Task to complete: Will you give every entry again exactly as it stands?
-- START OF Data records --
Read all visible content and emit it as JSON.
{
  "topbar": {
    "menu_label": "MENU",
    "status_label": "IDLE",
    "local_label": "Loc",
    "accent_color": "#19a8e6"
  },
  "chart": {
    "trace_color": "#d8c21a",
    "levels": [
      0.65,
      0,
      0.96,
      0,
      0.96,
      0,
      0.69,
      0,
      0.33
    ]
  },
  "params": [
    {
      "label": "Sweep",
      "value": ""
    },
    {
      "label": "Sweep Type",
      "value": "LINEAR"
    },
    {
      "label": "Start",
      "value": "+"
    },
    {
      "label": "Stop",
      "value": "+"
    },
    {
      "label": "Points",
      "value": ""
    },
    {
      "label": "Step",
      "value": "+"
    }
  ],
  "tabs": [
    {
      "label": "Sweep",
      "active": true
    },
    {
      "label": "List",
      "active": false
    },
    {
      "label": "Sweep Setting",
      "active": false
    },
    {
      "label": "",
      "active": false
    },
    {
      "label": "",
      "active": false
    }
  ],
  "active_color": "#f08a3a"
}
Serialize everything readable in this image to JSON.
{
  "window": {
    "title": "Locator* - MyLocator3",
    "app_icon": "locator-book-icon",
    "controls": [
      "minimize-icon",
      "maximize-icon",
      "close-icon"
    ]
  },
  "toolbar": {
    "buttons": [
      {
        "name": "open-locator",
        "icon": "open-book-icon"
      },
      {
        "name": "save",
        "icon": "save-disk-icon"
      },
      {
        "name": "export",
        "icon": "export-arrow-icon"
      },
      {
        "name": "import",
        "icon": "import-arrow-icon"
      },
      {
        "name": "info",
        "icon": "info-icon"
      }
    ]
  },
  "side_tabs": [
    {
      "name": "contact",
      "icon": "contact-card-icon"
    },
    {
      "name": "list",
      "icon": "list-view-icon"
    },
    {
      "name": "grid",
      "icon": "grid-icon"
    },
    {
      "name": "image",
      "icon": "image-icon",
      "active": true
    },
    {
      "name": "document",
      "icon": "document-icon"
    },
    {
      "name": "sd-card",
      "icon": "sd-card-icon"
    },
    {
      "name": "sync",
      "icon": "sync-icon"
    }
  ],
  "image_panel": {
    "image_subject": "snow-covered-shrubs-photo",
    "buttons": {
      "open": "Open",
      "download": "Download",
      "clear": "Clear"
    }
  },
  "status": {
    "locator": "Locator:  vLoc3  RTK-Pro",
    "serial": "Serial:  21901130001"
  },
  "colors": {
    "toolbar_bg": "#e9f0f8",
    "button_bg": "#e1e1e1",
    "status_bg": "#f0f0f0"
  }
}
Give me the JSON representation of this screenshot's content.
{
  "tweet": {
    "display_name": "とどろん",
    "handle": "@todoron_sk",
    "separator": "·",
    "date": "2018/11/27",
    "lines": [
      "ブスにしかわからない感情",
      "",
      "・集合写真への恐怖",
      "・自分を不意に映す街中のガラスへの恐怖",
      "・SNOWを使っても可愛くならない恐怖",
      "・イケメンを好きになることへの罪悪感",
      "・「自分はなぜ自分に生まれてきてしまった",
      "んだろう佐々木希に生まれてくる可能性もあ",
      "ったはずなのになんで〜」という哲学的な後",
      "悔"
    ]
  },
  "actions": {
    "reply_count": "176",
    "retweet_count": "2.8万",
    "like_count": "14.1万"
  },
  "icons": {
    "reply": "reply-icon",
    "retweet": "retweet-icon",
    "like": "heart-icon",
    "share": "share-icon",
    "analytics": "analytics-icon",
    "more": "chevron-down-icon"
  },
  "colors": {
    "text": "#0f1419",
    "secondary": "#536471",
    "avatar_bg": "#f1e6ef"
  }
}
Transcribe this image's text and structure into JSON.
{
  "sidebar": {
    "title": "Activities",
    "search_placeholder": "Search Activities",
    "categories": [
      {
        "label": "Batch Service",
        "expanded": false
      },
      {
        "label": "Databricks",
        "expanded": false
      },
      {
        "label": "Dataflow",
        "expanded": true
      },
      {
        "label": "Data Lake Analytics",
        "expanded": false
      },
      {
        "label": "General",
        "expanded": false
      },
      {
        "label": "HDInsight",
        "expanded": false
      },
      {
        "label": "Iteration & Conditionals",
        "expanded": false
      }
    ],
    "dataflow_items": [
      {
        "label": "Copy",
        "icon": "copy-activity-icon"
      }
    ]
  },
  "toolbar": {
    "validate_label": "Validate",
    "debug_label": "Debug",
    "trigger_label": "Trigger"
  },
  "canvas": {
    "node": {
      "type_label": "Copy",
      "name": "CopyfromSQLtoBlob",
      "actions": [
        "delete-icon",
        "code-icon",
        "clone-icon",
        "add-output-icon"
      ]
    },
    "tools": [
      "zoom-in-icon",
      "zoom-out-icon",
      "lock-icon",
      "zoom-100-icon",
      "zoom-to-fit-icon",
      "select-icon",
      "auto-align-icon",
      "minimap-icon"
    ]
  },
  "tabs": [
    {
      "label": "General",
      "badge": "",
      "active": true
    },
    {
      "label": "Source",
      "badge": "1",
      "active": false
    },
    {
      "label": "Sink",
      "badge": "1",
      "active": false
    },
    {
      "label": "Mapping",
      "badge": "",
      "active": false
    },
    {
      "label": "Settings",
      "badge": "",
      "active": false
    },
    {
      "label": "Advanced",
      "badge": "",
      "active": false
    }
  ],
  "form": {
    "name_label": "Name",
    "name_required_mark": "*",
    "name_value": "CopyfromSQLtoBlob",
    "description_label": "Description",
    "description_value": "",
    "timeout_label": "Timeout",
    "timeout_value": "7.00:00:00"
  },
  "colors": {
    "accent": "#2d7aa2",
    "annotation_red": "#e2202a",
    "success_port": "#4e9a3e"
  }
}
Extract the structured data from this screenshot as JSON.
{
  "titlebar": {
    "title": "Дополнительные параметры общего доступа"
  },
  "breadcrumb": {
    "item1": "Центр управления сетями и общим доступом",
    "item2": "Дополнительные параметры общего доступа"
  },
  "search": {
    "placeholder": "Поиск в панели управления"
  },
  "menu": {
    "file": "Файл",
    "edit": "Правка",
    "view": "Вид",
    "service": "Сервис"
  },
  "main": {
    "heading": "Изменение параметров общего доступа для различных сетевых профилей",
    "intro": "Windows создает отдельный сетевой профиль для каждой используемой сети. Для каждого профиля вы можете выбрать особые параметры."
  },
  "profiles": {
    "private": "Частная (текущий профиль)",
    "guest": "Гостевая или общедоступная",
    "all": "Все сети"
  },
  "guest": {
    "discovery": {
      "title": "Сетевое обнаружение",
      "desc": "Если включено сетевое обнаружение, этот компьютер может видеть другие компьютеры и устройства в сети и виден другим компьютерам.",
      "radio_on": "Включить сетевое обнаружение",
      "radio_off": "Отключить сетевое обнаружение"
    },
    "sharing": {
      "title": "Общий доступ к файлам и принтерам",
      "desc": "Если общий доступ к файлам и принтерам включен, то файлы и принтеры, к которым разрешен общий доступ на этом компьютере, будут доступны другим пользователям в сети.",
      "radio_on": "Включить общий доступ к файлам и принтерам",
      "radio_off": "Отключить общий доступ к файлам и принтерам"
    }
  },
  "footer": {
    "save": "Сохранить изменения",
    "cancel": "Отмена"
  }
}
-- END OF Data records --
Written response:
Read all visible content and emit it as JSON.
{
  "topbar": {
    "menu_label": "MENU",
    "status_label": "IDLE",
    "local_label": "Loc",
    "accent_color": "#19a8e6"
  },
  "chart": {
    "trace_color": "#d8c21a",
    "levels": [
      0.65,
      0,
      0.96,
      0,
      0.96,
      0,
      0.69,
      0,
      0.33
    ]
  },
  "params": [
    {
      "label": "Sweep",
      "value": ""
    },
    {
      "label": "Sweep Type",
      "value": "LINEAR"
    },
    {
      "label": "Start",
      "value": "+"
    },
    {
      "label": "Stop",
      "value": "+"
    },
    {
      "label": "Points",
      "value": ""
    },
    {
      "label": "Step",
      "value": "+"
    }
  ],
  "tabs": [
    {
      "label": "Sweep",
      "active": true
    },
    {
      "label": "List",
      "active": false
    },
    {
      "label": "Sweep Setting",
      "active": false
    },
    {
      "label": "",
      "active": false
    },
    {
      "label": "",
      "active": false
    }
  ],
  "active_color": "#f08a3a"
}
Serialize everything readable in this image to JSON.
{
  "window": {
    "title": "Locator* - MyLocator3",
    "app_icon": "locator-book-icon",
    "controls": [
      "minimize-icon",
      "maximize-icon",
      "close-icon"
    ]
  },
  "toolbar": {
    "buttons": [
      {
        "name": "open-locator",
        "icon": "open-book-icon"
      },
      {
        "name": "save",
        "icon": "save-disk-icon"
      },
      {
        "name": "export",
        "icon": "export-arrow-icon"
      },
      {
        "name": "import",
        "icon": "import-arrow-icon"
      },
      {
        "name": "info",
        "icon": "info-icon"
      }
    ]
  },
  "side_tabs": [
    {
      "name": "contact",
      "icon": "contact-card-icon"
    },
    {
      "name": "list",
      "icon": "list-view-icon"
    },
    {
      "name": "grid",
      "icon": "grid-icon"
    },
    {
      "name": "image",
      "icon": "image-icon",
      "active": true
    },
    {
      "name": "document",
      "icon": "document-icon"
    },
    {
      "name": "sd-card",
      "icon": "sd-card-icon"
    },
    {
      "name": "sync",
      "icon": "sync-icon"
    }
  ],
  "image_panel": {
    "image_subject": "snow-covered-shrubs-photo",
    "buttons": {
      "open": "Open",
      "download": "Download",
      "clear": "Clear"
    }
  },
  "status": {
    "locator": "Locator:  vLoc3  RTK-Pro",
    "serial": "Serial:  21901130001"
  },
  "colors": {
    "toolbar_bg": "#e9f0f8",
    "button_bg": "#e1e1e1",
    "status_bg": "#f0f0f0"
  }
}
Give me the JSON representation of this screenshot's content.
{
  "tweet": {
    "display_name": "とどろん",
    "handle": "@todoron_sk",
    "separator": "·",
    "date": "2018/11/27",
    "lines": [
      "ブスにしかわからない感情",
      "",
      "・集合写真への恐怖",
      "・自分を不意に映す街中のガラスへの恐怖",
      "・SNOWを使っても可愛くならない恐怖",
      "・イケメンを好きになることへの罪悪感",
      "・「自分はなぜ自分に生まれてきてしまった",
      "んだろう佐々木希に生まれてくる可能性もあ",
      "ったはずなのになんで〜」という哲学的な後",
      "悔"
    ]
  },
  "actions": {
    "reply_count": "176",
    "retweet_count": "2.8万",
    "like_count": "14.1万"
  },
  "icons": {
    "reply": "reply-icon",
    "retweet": "retweet-icon",
    "like": "heart-icon",
    "share": "share-icon",
    "analytics": "analytics-icon",
    "more": "chevron-down-icon"
  },
  "colors": {
    "text": "#0f1419",
    "secondary": "#536471",
    "avatar_bg": "#f1e6ef"
  }
}
Transcribe this image's text and structure into JSON.
{
  "sidebar": {
    "title": "Activities",
    "search_placeholder": "Search Activities",
    "categories": [
      {
        "label": "Batch Service",
        "expanded": false
      },
      {
        "label": "Databricks",
        "expanded": false
      },
      {
        "label": "Dataflow",
        "expanded": true
      },
      {
        "label": "Data Lake Analytics",
        "expanded": false
      },
      {
        "label": "General",
        "expanded": false
      },
      {
        "label": "HDInsight",
        "expanded": false
      },
      {
        "label": "Iteration & Conditionals",
        "expanded": false
      }
    ],
    "dataflow_items": [
      {
        "label": "Copy",
        "icon": "copy-activity-icon"
      }
    ]
  },
  "toolbar": {
    "validate_label": "Validate",
    "debug_label": "Debug",
    "trigger_label": "Trigger"
  },
  "canvas": {
    "node": {
      "type_label": "Copy",
      "name": "CopyfromSQLtoBlob",
      "actions": [
        "delete-icon",
        "code-icon",
        "clone-icon",
        "add-output-icon"
      ]
    },
    "tools": [
      "zoom-in-icon",
      "zoom-out-icon",
      "lock-icon",
      "zoom-100-icon",
      "zoom-to-fit-icon",
      "select-icon",
      "auto-align-icon",
      "minimap-icon"
    ]
  },
  "tabs": [
    {
      "label": "General",
      "badge": "",
      "active": true
    },
    {
      "label": "Source",
      "badge": "1",
      "active": false
    },
    {
      "label": "Sink",
      "badge": "1",
      "active": false
    },
    {
      "label": "Mapping",
      "badge": "",
      "active": false
    },
    {
      "label": "Settings",
      "badge": "",
      "active": false
    },
    {
      "label": "Advanced",
      "badge": "",
      "active": false
    }
  ],
  "form": {
    "name_label": "Name",
    "name_required_mark": "*",
    "name_value": "CopyfromSQLtoBlob",
    "description_label": "Description",
    "description_value": "",
    "timeout_label": "Timeout",
    "timeout_value": "7.00:00:00"
  },
  "colors": {
    "accent": "#2d7aa2",
    "annotation_red": "#e2202a",
    "success_port": "#4e9a3e"
  }
}
Extract the structured data from this screenshot as JSON.
{
  "titlebar": {
    "title": "Дополнительные параметры общего доступа"
  },
  "breadcrumb": {
    "item1": "Центр управления сетями и общим доступом",
    "item2": "Дополнительные параметры общего доступа"
  },
  "search": {
    "placeholder": "Поиск в панели управления"
  },
  "menu": {
    "file": "Файл",
    "edit": "Правка",
    "view": "Вид",
    "service": "Сервис"
  },
  "main": {
    "heading": "Изменение параметров общего доступа для различных сетевых профилей",
    "intro": "Windows создает отдельный сетевой профиль для каждой используемой сети. Для каждого профиля вы можете выбрать особые параметры."
  },
  "profiles": {
    "private": "Частная (текущий профиль)",
    "guest": "Гостевая или общедоступная",
    "all": "Все сети"
  },
  "guest": {
    "discovery": {
      "title": "Сетевое обнаружение",
      "desc": "Если включено сетевое обнаружение, этот компьютер может видеть другие компьютеры и устройства в сети и виден другим компьютерам.",
      "radio_on": "Включить сетевое обнаружение",
      "radio_off": "Отключить сетевое обнаружение"
    },
    "sharing": {
      "title": "Общий доступ к файлам и принтерам",
      "desc": "Если общий доступ к файлам и принтерам включен, то файлы и принтеры, к которым разрешен общий доступ на этом компьютере, будут доступны другим пользователям в сети.",
      "radio_on": "Включить общий доступ к файлам и принтерам",
      "radio_off": "Отключить общий доступ к файлам и принтерам"
    }
  },
  "footer": {
    "save": "Сохранить изменения",
    "cancel": "Отмена"
  }
}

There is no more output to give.